Requirement => Repeat the material verbatim. Images are excluded from the copy.
## Begin Information shown
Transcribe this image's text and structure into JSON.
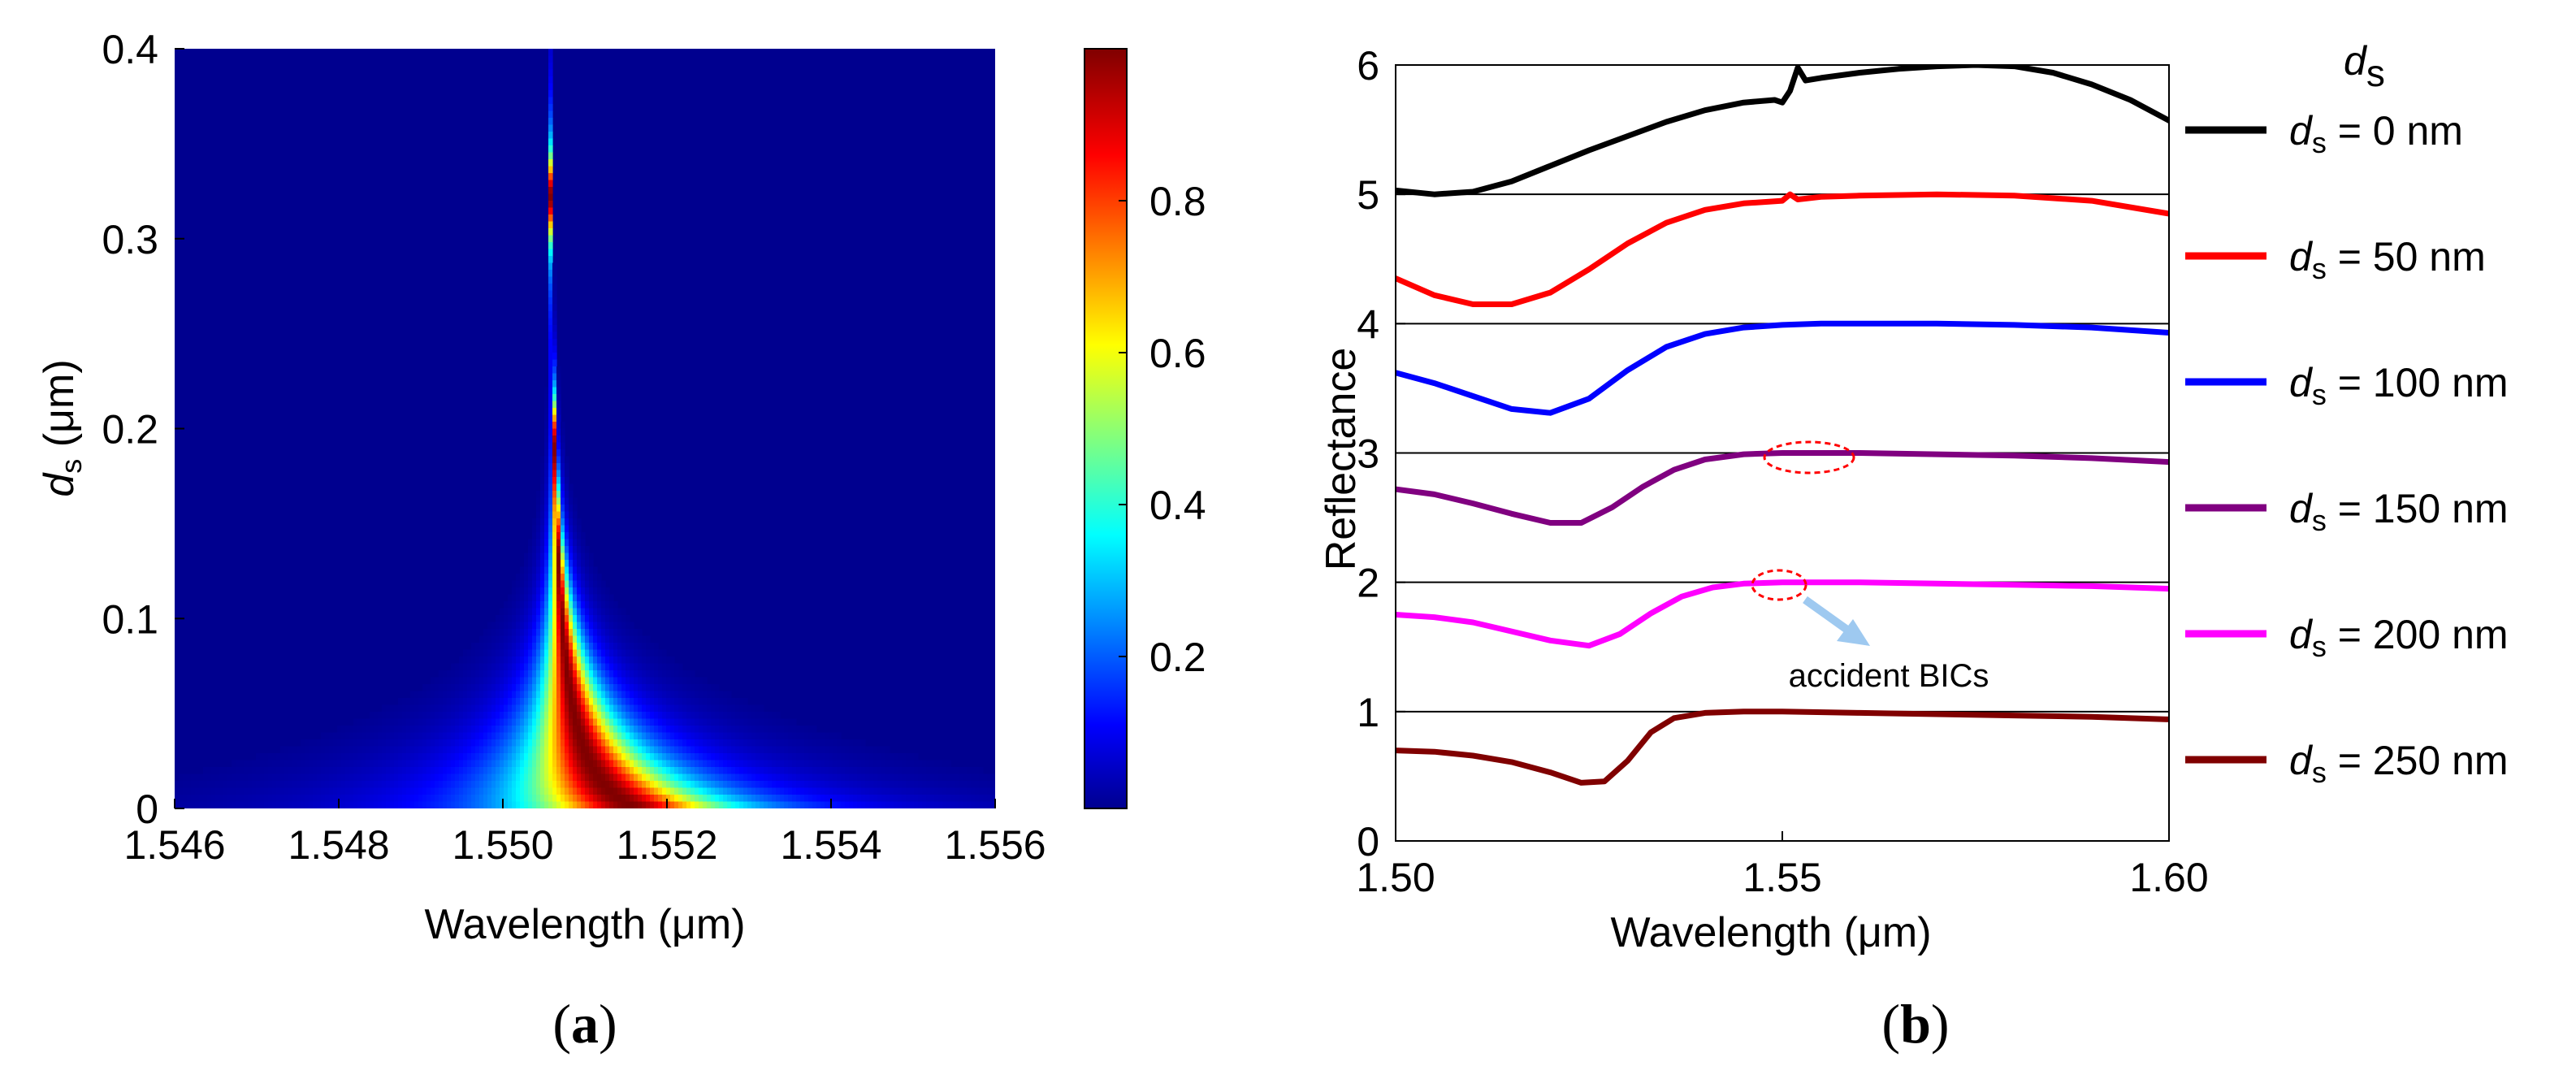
{
  "chart_data": [
    {
      "type": "heatmap",
      "panel_label": {
        "open": "(",
        "letter": "a",
        "close": ")"
      },
      "xlabel": "Wavelength (μm)",
      "ylabel": {
        "main": "d",
        "sub": "s",
        "rest": " (μm)"
      },
      "xlim": [
        1.546,
        1.556
      ],
      "ylim": [
        0,
        0.4
      ],
      "xticks": [
        "1.546",
        "1.548",
        "1.550",
        "1.552",
        "1.554",
        "1.556"
      ],
      "xtick_values": [
        1.546,
        1.548,
        1.55,
        1.552,
        1.554,
        1.556
      ],
      "yticks": [
        "0",
        "0.1",
        "0.2",
        "0.3",
        "0.4"
      ],
      "ytick_values": [
        0,
        0.1,
        0.2,
        0.3,
        0.4
      ],
      "colorbar": {
        "colormap": "jet",
        "range": [
          0,
          1
        ],
        "ticks": [
          "0.2",
          "0.4",
          "0.6",
          "0.8"
        ],
        "tick_values": [
          0.2,
          0.4,
          0.6,
          0.8
        ]
      },
      "resonance": {
        "center_at_ds_zero": 1.5516,
        "asymptote": 1.5505,
        "width_at_ds_zero": 0.00105,
        "value_field": "reflectance",
        "description_points": [
          {
            "ds": 0.0,
            "center": 1.5516
          },
          {
            "ds": 0.05,
            "center": 1.5508
          },
          {
            "ds": 0.1,
            "center": 1.5506
          },
          {
            "ds": 0.2,
            "center": 1.5505
          },
          {
            "ds": 0.3,
            "center": 1.5505
          }
        ]
      }
    },
    {
      "type": "line",
      "panel_label": {
        "open": "(",
        "letter": "b",
        "close": ")"
      },
      "xlabel": "Wavelength (μm)",
      "ylabel": "Reflectance",
      "xlim": [
        1.5,
        1.6
      ],
      "ylim": [
        0,
        6
      ],
      "xticks": [
        "1.50",
        "1.55",
        "1.60"
      ],
      "xtick_values": [
        1.5,
        1.55,
        1.6
      ],
      "yticks": [
        "0",
        "1",
        "2",
        "3",
        "4",
        "5",
        "6"
      ],
      "ytick_values": [
        0,
        1,
        2,
        3,
        4,
        5,
        6
      ],
      "legend_title": {
        "main": "d",
        "sub": "s"
      },
      "annotation": "accident BICs",
      "series": [
        {
          "name": "d_s = 0 nm",
          "label_d": "d",
          "label_s": "s",
          "label_rest": " =  0  nm",
          "color": "#000000",
          "offset": 5,
          "x": [
            1.5,
            1.505,
            1.51,
            1.515,
            1.52,
            1.525,
            1.53,
            1.535,
            1.54,
            1.545,
            1.549,
            1.55,
            1.551,
            1.552,
            1.553,
            1.555,
            1.56,
            1.565,
            1.57,
            1.575,
            1.58,
            1.585,
            1.59,
            1.595,
            1.6
          ],
          "y": [
            5.03,
            5.0,
            5.02,
            5.1,
            5.22,
            5.34,
            5.45,
            5.56,
            5.65,
            5.71,
            5.73,
            5.71,
            5.8,
            5.98,
            5.88,
            5.9,
            5.94,
            5.97,
            5.99,
            6.0,
            5.99,
            5.94,
            5.85,
            5.73,
            5.57
          ]
        },
        {
          "name": "d_s = 50 nm",
          "label_d": "d",
          "label_s": "s",
          "label_rest": " =  50  nm",
          "color": "#ff0000",
          "offset": 4,
          "x": [
            1.5,
            1.505,
            1.51,
            1.515,
            1.52,
            1.525,
            1.53,
            1.535,
            1.54,
            1.545,
            1.55,
            1.551,
            1.552,
            1.555,
            1.56,
            1.57,
            1.58,
            1.59,
            1.6
          ],
          "y": [
            4.35,
            4.22,
            4.15,
            4.15,
            4.24,
            4.42,
            4.62,
            4.78,
            4.88,
            4.93,
            4.95,
            5.0,
            4.96,
            4.98,
            4.99,
            5.0,
            4.99,
            4.95,
            4.85
          ]
        },
        {
          "name": "d_s = 100 nm",
          "label_d": "d",
          "label_s": "s",
          "label_rest": " = 100 nm",
          "color": "#0000ff",
          "offset": 3,
          "x": [
            1.5,
            1.505,
            1.51,
            1.515,
            1.52,
            1.525,
            1.53,
            1.535,
            1.54,
            1.545,
            1.55,
            1.555,
            1.56,
            1.57,
            1.58,
            1.59,
            1.6
          ],
          "y": [
            3.62,
            3.54,
            3.44,
            3.34,
            3.31,
            3.42,
            3.64,
            3.82,
            3.92,
            3.97,
            3.99,
            4.0,
            4.0,
            4.0,
            3.99,
            3.97,
            3.93
          ]
        },
        {
          "name": "d_s = 150 nm",
          "label_d": "d",
          "label_s": "s",
          "label_rest": " = 150 nm",
          "color": "#800080",
          "offset": 2,
          "x": [
            1.5,
            1.505,
            1.51,
            1.515,
            1.52,
            1.524,
            1.528,
            1.532,
            1.536,
            1.54,
            1.545,
            1.55,
            1.555,
            1.56,
            1.57,
            1.58,
            1.59,
            1.6
          ],
          "y": [
            2.72,
            2.68,
            2.61,
            2.53,
            2.46,
            2.46,
            2.58,
            2.74,
            2.87,
            2.95,
            2.99,
            3.0,
            3.0,
            3.0,
            2.99,
            2.98,
            2.96,
            2.93
          ]
        },
        {
          "name": "d_s = 200 nm",
          "label_d": "d",
          "label_s": "s",
          "label_rest": " = 200 nm",
          "color": "#ff00ff",
          "offset": 1,
          "x": [
            1.5,
            1.505,
            1.51,
            1.515,
            1.52,
            1.525,
            1.529,
            1.533,
            1.537,
            1.541,
            1.545,
            1.55,
            1.555,
            1.56,
            1.57,
            1.58,
            1.59,
            1.6
          ],
          "y": [
            1.75,
            1.73,
            1.69,
            1.62,
            1.55,
            1.51,
            1.6,
            1.76,
            1.89,
            1.96,
            1.99,
            2.0,
            2.0,
            2.0,
            1.99,
            1.98,
            1.97,
            1.95
          ]
        },
        {
          "name": "d_s = 250 nm",
          "label_d": "d",
          "label_s": "s",
          "label_rest": " = 250 nm",
          "color": "#800000",
          "offset": 0,
          "x": [
            1.5,
            1.505,
            1.51,
            1.515,
            1.52,
            1.524,
            1.527,
            1.53,
            1.533,
            1.536,
            1.54,
            1.545,
            1.55,
            1.56,
            1.57,
            1.58,
            1.59,
            1.6
          ],
          "y": [
            0.7,
            0.69,
            0.66,
            0.61,
            0.53,
            0.45,
            0.46,
            0.62,
            0.84,
            0.95,
            0.99,
            1.0,
            1.0,
            0.99,
            0.98,
            0.97,
            0.96,
            0.94
          ]
        }
      ]
    }
  ]
}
## End Information shown
Final answer =>
Transcribe this image's text and structure into JSON.
{
  "chart_data": [
    {
      "type": "heatmap",
      "panel_label": {
        "open": "(",
        "letter": "a",
        "close": ")"
      },
      "xlabel": "Wavelength (μm)",
      "ylabel": {
        "main": "d",
        "sub": "s",
        "rest": " (μm)"
      },
      "xlim": [
        1.546,
        1.556
      ],
      "ylim": [
        0,
        0.4
      ],
      "xticks": [
        "1.546",
        "1.548",
        "1.550",
        "1.552",
        "1.554",
        "1.556"
      ],
      "xtick_values": [
        1.546,
        1.548,
        1.55,
        1.552,
        1.554,
        1.556
      ],
      "yticks": [
        "0",
        "0.1",
        "0.2",
        "0.3",
        "0.4"
      ],
      "ytick_values": [
        0,
        0.1,
        0.2,
        0.3,
        0.4
      ],
      "colorbar": {
        "colormap": "jet",
        "range": [
          0,
          1
        ],
        "ticks": [
          "0.2",
          "0.4",
          "0.6",
          "0.8"
        ],
        "tick_values": [
          0.2,
          0.4,
          0.6,
          0.8
        ]
      },
      "resonance": {
        "center_at_ds_zero": 1.5516,
        "asymptote": 1.5505,
        "width_at_ds_zero": 0.00105,
        "value_field": "reflectance",
        "description_points": [
          {
            "ds": 0.0,
            "center": 1.5516
          },
          {
            "ds": 0.05,
            "center": 1.5508
          },
          {
            "ds": 0.1,
            "center": 1.5506
          },
          {
            "ds": 0.2,
            "center": 1.5505
          },
          {
            "ds": 0.3,
            "center": 1.5505
          }
        ]
      }
    },
    {
      "type": "line",
      "panel_label": {
        "open": "(",
        "letter": "b",
        "close": ")"
      },
      "xlabel": "Wavelength (μm)",
      "ylabel": "Reflectance",
      "xlim": [
        1.5,
        1.6
      ],
      "ylim": [
        0,
        6
      ],
      "xticks": [
        "1.50",
        "1.55",
        "1.60"
      ],
      "xtick_values": [
        1.5,
        1.55,
        1.6
      ],
      "yticks": [
        "0",
        "1",
        "2",
        "3",
        "4",
        "5",
        "6"
      ],
      "ytick_values": [
        0,
        1,
        2,
        3,
        4,
        5,
        6
      ],
      "legend_title": {
        "main": "d",
        "sub": "s"
      },
      "annotation": "accident BICs",
      "series": [
        {
          "name": "d_s = 0 nm",
          "label_d": "d",
          "label_s": "s",
          "label_rest": " =  0  nm",
          "color": "#000000",
          "offset": 5,
          "x": [
            1.5,
            1.505,
            1.51,
            1.515,
            1.52,
            1.525,
            1.53,
            1.535,
            1.54,
            1.545,
            1.549,
            1.55,
            1.551,
            1.552,
            1.553,
            1.555,
            1.56,
            1.565,
            1.57,
            1.575,
            1.58,
            1.585,
            1.59,
            1.595,
            1.6
          ],
          "y": [
            5.03,
            5.0,
            5.02,
            5.1,
            5.22,
            5.34,
            5.45,
            5.56,
            5.65,
            5.71,
            5.73,
            5.71,
            5.8,
            5.98,
            5.88,
            5.9,
            5.94,
            5.97,
            5.99,
            6.0,
            5.99,
            5.94,
            5.85,
            5.73,
            5.57
          ]
        },
        {
          "name": "d_s = 50 nm",
          "label_d": "d",
          "label_s": "s",
          "label_rest": " =  50  nm",
          "color": "#ff0000",
          "offset": 4,
          "x": [
            1.5,
            1.505,
            1.51,
            1.515,
            1.52,
            1.525,
            1.53,
            1.535,
            1.54,
            1.545,
            1.55,
            1.551,
            1.552,
            1.555,
            1.56,
            1.57,
            1.58,
            1.59,
            1.6
          ],
          "y": [
            4.35,
            4.22,
            4.15,
            4.15,
            4.24,
            4.42,
            4.62,
            4.78,
            4.88,
            4.93,
            4.95,
            5.0,
            4.96,
            4.98,
            4.99,
            5.0,
            4.99,
            4.95,
            4.85
          ]
        },
        {
          "name": "d_s = 100 nm",
          "label_d": "d",
          "label_s": "s",
          "label_rest": " = 100 nm",
          "color": "#0000ff",
          "offset": 3,
          "x": [
            1.5,
            1.505,
            1.51,
            1.515,
            1.52,
            1.525,
            1.53,
            1.535,
            1.54,
            1.545,
            1.55,
            1.555,
            1.56,
            1.57,
            1.58,
            1.59,
            1.6
          ],
          "y": [
            3.62,
            3.54,
            3.44,
            3.34,
            3.31,
            3.42,
            3.64,
            3.82,
            3.92,
            3.97,
            3.99,
            4.0,
            4.0,
            4.0,
            3.99,
            3.97,
            3.93
          ]
        },
        {
          "name": "d_s = 150 nm",
          "label_d": "d",
          "label_s": "s",
          "label_rest": " = 150 nm",
          "color": "#800080",
          "offset": 2,
          "x": [
            1.5,
            1.505,
            1.51,
            1.515,
            1.52,
            1.524,
            1.528,
            1.532,
            1.536,
            1.54,
            1.545,
            1.55,
            1.555,
            1.56,
            1.57,
            1.58,
            1.59,
            1.6
          ],
          "y": [
            2.72,
            2.68,
            2.61,
            2.53,
            2.46,
            2.46,
            2.58,
            2.74,
            2.87,
            2.95,
            2.99,
            3.0,
            3.0,
            3.0,
            2.99,
            2.98,
            2.96,
            2.93
          ]
        },
        {
          "name": "d_s = 200 nm",
          "label_d": "d",
          "label_s": "s",
          "label_rest": " = 200 nm",
          "color": "#ff00ff",
          "offset": 1,
          "x": [
            1.5,
            1.505,
            1.51,
            1.515,
            1.52,
            1.525,
            1.529,
            1.533,
            1.537,
            1.541,
            1.545,
            1.55,
            1.555,
            1.56,
            1.57,
            1.58,
            1.59,
            1.6
          ],
          "y": [
            1.75,
            1.73,
            1.69,
            1.62,
            1.55,
            1.51,
            1.6,
            1.76,
            1.89,
            1.96,
            1.99,
            2.0,
            2.0,
            2.0,
            1.99,
            1.98,
            1.97,
            1.95
          ]
        },
        {
          "name": "d_s = 250 nm",
          "label_d": "d",
          "label_s": "s",
          "label_rest": " = 250 nm",
          "color": "#800000",
          "offset": 0,
          "x": [
            1.5,
            1.505,
            1.51,
            1.515,
            1.52,
            1.524,
            1.527,
            1.53,
            1.533,
            1.536,
            1.54,
            1.545,
            1.55,
            1.56,
            1.57,
            1.58,
            1.59,
            1.6
          ],
          "y": [
            0.7,
            0.69,
            0.66,
            0.61,
            0.53,
            0.45,
            0.46,
            0.62,
            0.84,
            0.95,
            0.99,
            1.0,
            1.0,
            0.99,
            0.98,
            0.97,
            0.96,
            0.94
          ]
        }
      ]
    }
  ]
}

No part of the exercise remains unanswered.